TASK INSTRUCTIONS ▸ Output the full material exactly as it appears here.

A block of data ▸
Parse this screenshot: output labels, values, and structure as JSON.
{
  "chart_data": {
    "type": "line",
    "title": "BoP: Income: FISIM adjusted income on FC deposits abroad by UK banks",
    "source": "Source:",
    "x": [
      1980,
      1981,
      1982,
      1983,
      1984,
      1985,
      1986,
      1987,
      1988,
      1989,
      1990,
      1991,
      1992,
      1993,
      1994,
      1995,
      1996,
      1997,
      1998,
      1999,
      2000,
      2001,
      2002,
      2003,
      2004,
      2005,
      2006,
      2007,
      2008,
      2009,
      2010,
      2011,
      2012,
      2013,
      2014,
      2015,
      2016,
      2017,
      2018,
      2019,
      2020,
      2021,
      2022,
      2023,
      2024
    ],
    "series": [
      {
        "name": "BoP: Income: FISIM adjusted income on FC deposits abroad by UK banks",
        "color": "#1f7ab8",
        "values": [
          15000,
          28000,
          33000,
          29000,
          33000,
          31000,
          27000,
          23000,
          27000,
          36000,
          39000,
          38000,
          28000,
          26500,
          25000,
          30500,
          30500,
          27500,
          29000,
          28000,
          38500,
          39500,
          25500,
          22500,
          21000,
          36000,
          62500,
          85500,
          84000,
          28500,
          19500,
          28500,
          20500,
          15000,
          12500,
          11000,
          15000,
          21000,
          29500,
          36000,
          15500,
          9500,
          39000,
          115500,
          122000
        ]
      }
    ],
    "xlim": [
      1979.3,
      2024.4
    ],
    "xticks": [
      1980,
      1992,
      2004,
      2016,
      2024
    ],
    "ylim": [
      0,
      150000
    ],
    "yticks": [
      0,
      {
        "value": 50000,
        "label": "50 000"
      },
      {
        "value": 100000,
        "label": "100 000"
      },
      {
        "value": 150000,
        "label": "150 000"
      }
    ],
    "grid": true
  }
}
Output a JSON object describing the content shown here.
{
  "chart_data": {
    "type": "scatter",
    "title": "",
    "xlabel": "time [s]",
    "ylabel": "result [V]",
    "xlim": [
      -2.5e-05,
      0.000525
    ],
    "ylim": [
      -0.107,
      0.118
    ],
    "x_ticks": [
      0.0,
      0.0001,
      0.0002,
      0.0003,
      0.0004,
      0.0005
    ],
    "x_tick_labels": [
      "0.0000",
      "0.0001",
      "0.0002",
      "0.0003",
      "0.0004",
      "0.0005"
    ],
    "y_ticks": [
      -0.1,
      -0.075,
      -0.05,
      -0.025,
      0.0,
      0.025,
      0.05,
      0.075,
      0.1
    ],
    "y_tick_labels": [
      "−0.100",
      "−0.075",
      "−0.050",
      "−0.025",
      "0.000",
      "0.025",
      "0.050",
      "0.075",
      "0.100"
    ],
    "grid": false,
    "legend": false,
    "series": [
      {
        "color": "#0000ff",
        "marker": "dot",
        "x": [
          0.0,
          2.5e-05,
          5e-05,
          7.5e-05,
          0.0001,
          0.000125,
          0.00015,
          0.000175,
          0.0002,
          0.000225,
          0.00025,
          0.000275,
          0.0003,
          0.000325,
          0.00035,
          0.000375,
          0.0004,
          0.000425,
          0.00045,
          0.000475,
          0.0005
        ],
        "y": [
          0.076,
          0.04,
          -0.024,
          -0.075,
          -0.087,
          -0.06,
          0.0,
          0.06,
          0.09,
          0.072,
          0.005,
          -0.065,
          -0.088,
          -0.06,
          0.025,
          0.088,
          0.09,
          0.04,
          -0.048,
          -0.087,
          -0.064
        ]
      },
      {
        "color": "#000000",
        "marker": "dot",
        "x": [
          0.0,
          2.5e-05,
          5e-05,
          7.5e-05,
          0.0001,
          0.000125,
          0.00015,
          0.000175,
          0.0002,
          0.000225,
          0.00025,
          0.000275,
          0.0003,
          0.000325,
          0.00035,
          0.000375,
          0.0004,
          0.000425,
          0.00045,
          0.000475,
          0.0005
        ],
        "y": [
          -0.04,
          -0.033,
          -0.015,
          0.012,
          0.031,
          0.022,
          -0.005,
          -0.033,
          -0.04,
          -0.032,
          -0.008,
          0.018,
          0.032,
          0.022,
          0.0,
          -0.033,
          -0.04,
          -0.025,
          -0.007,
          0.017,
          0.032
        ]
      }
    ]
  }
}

SOLUTION TO THE PROBLEM ▸
Parse this screenshot: output labels, values, and structure as JSON.
{
  "chart_data": {
    "type": "line",
    "title": "BoP: Income: FISIM adjusted income on FC deposits abroad by UK banks",
    "source": "Source:",
    "x": [
      1980,
      1981,
      1982,
      1983,
      1984,
      1985,
      1986,
      1987,
      1988,
      1989,
      1990,
      1991,
      1992,
      1993,
      1994,
      1995,
      1996,
      1997,
      1998,
      1999,
      2000,
      2001,
      2002,
      2003,
      2004,
      2005,
      2006,
      2007,
      2008,
      2009,
      2010,
      2011,
      2012,
      2013,
      2014,
      2015,
      2016,
      2017,
      2018,
      2019,
      2020,
      2021,
      2022,
      2023,
      2024
    ],
    "series": [
      {
        "name": "BoP: Income: FISIM adjusted income on FC deposits abroad by UK banks",
        "color": "#1f7ab8",
        "values": [
          15000,
          28000,
          33000,
          29000,
          33000,
          31000,
          27000,
          23000,
          27000,
          36000,
          39000,
          38000,
          28000,
          26500,
          25000,
          30500,
          30500,
          27500,
          29000,
          28000,
          38500,
          39500,
          25500,
          22500,
          21000,
          36000,
          62500,
          85500,
          84000,
          28500,
          19500,
          28500,
          20500,
          15000,
          12500,
          11000,
          15000,
          21000,
          29500,
          36000,
          15500,
          9500,
          39000,
          115500,
          122000
        ]
      }
    ],
    "xlim": [
      1979.3,
      2024.4
    ],
    "xticks": [
      1980,
      1992,
      2004,
      2016,
      2024
    ],
    "ylim": [
      0,
      150000
    ],
    "yticks": [
      0,
      {
        "value": 50000,
        "label": "50 000"
      },
      {
        "value": 100000,
        "label": "100 000"
      },
      {
        "value": 150000,
        "label": "150 000"
      }
    ],
    "grid": true
  }
}
Output a JSON object describing the content shown here.
{
  "chart_data": {
    "type": "scatter",
    "title": "",
    "xlabel": "time [s]",
    "ylabel": "result [V]",
    "xlim": [
      -2.5e-05,
      0.000525
    ],
    "ylim": [
      -0.107,
      0.118
    ],
    "x_ticks": [
      0.0,
      0.0001,
      0.0002,
      0.0003,
      0.0004,
      0.0005
    ],
    "x_tick_labels": [
      "0.0000",
      "0.0001",
      "0.0002",
      "0.0003",
      "0.0004",
      "0.0005"
    ],
    "y_ticks": [
      -0.1,
      -0.075,
      -0.05,
      -0.025,
      0.0,
      0.025,
      0.05,
      0.075,
      0.1
    ],
    "y_tick_labels": [
      "−0.100",
      "−0.075",
      "−0.050",
      "−0.025",
      "0.000",
      "0.025",
      "0.050",
      "0.075",
      "0.100"
    ],
    "grid": false,
    "legend": false,
    "series": [
      {
        "color": "#0000ff",
        "marker": "dot",
        "x": [
          0.0,
          2.5e-05,
          5e-05,
          7.5e-05,
          0.0001,
          0.000125,
          0.00015,
          0.000175,
          0.0002,
          0.000225,
          0.00025,
          0.000275,
          0.0003,
          0.000325,
          0.00035,
          0.000375,
          0.0004,
          0.000425,
          0.00045,
          0.000475,
          0.0005
        ],
        "y": [
          0.076,
          0.04,
          -0.024,
          -0.075,
          -0.087,
          -0.06,
          0.0,
          0.06,
          0.09,
          0.072,
          0.005,
          -0.065,
          -0.088,
          -0.06,
          0.025,
          0.088,
          0.09,
          0.04,
          -0.048,
          -0.087,
          -0.064
        ]
      },
      {
        "color": "#000000",
        "marker": "dot",
        "x": [
          0.0,
          2.5e-05,
          5e-05,
          7.5e-05,
          0.0001,
          0.000125,
          0.00015,
          0.000175,
          0.0002,
          0.000225,
          0.00025,
          0.000275,
          0.0003,
          0.000325,
          0.00035,
          0.000375,
          0.0004,
          0.000425,
          0.00045,
          0.000475,
          0.0005
        ],
        "y": [
          -0.04,
          -0.033,
          -0.015,
          0.012,
          0.031,
          0.022,
          -0.005,
          -0.033,
          -0.04,
          -0.032,
          -0.008,
          0.018,
          0.032,
          0.022,
          0.0,
          -0.033,
          -0.04,
          -0.025,
          -0.007,
          0.017,
          0.032
        ]
      }
    ]
  }
}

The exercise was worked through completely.